Render this sentence from the forum thread on computing a geometric mean in Spanish: "This works, but calls std::log() for every element, which is potentially slow."

# DOCUMENT PASSAGE:
****
Search code examples
c++calgorithmnumericalunderflow

Efficient way to compute geometric mean of many numbers


I need to compute the geometric mean of a large set of numbers, whose values are not a priori limited. The naive way would be

double geometric_mean(std::vector<double> const&data) // failure
{
  auto product = 1.0;
  for(auto x:data) product *= x;
  return std::pow(product,1.0/data.size());
}

However, this may well fail because of underflow or overflow in the accumulated product (note: long double doesn't really avoid this problem). So, the next option is to sum-up the logarithms:

double geometric_mean(std::vector<double> const&data)
{
  auto sumlog = 0.0;
  for(auto x:data) sum_log += std::log(x);
  return std::exp(sum_log/data.size());
}

This works, but calls std::log() for every element, which is potentially slow. Can I avoid that? For example by keeping track of (the equivalent of) the exponent and the mantissa of the accumulated product separately?


Solution

  • The "split exponent and mantissa" solution:

    double geometric_mean(std::vector<double> const & data)
    {
        double m = 1.0;
        long long ex = 0;
        double invN = 1.0 / data.size();
    
        for (double x : data)
        {
            int i;
            double f1 = std::frexp(x,&i);
            m*=f1;
            ex+=i;
        }
    
        return std::pow( std::numeric_limits<double>::radix,ex * invN) * std::pow(m,invN);
    }
    

    If you are concerned that ex might overflow you can define it as a double instead of a long long, and multiply by invN at every step, but you might lose a lot of precision with this approach.

    EDIT For large inputs, we can split the computation in several buckets:

    double geometric_mean(std::vector<double> const & data)
****
# INFORMATION PROVIDED:

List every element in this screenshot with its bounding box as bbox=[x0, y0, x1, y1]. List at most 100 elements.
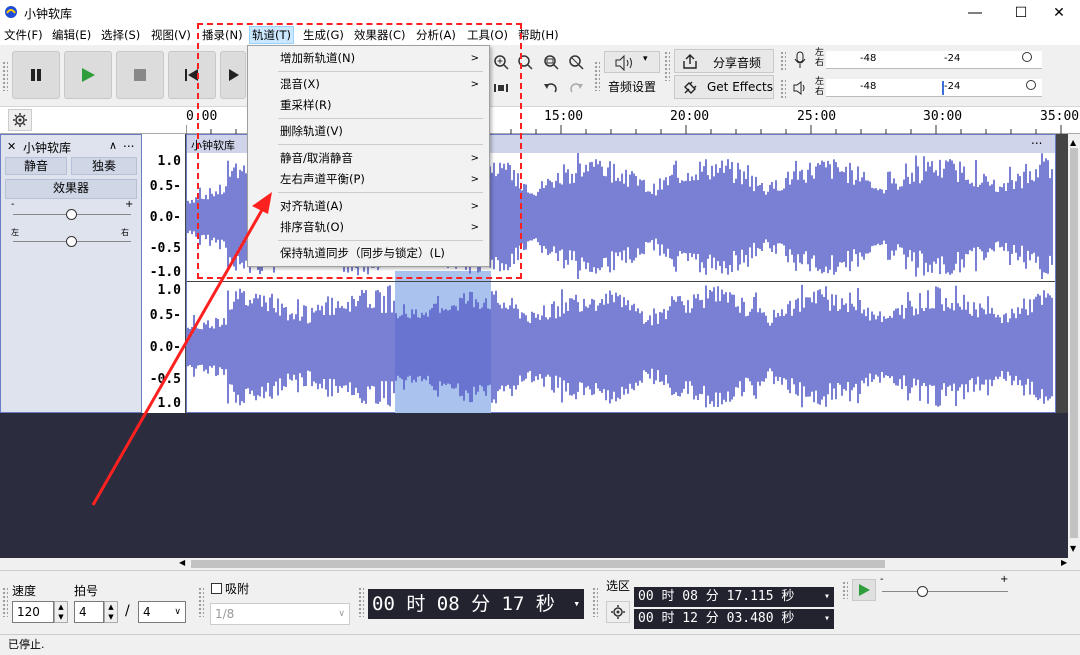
****
# SOLVED PROBLEM:
Esto funciona, pero llama a std::log() para cada elemento, lo cual es potencialmente lento.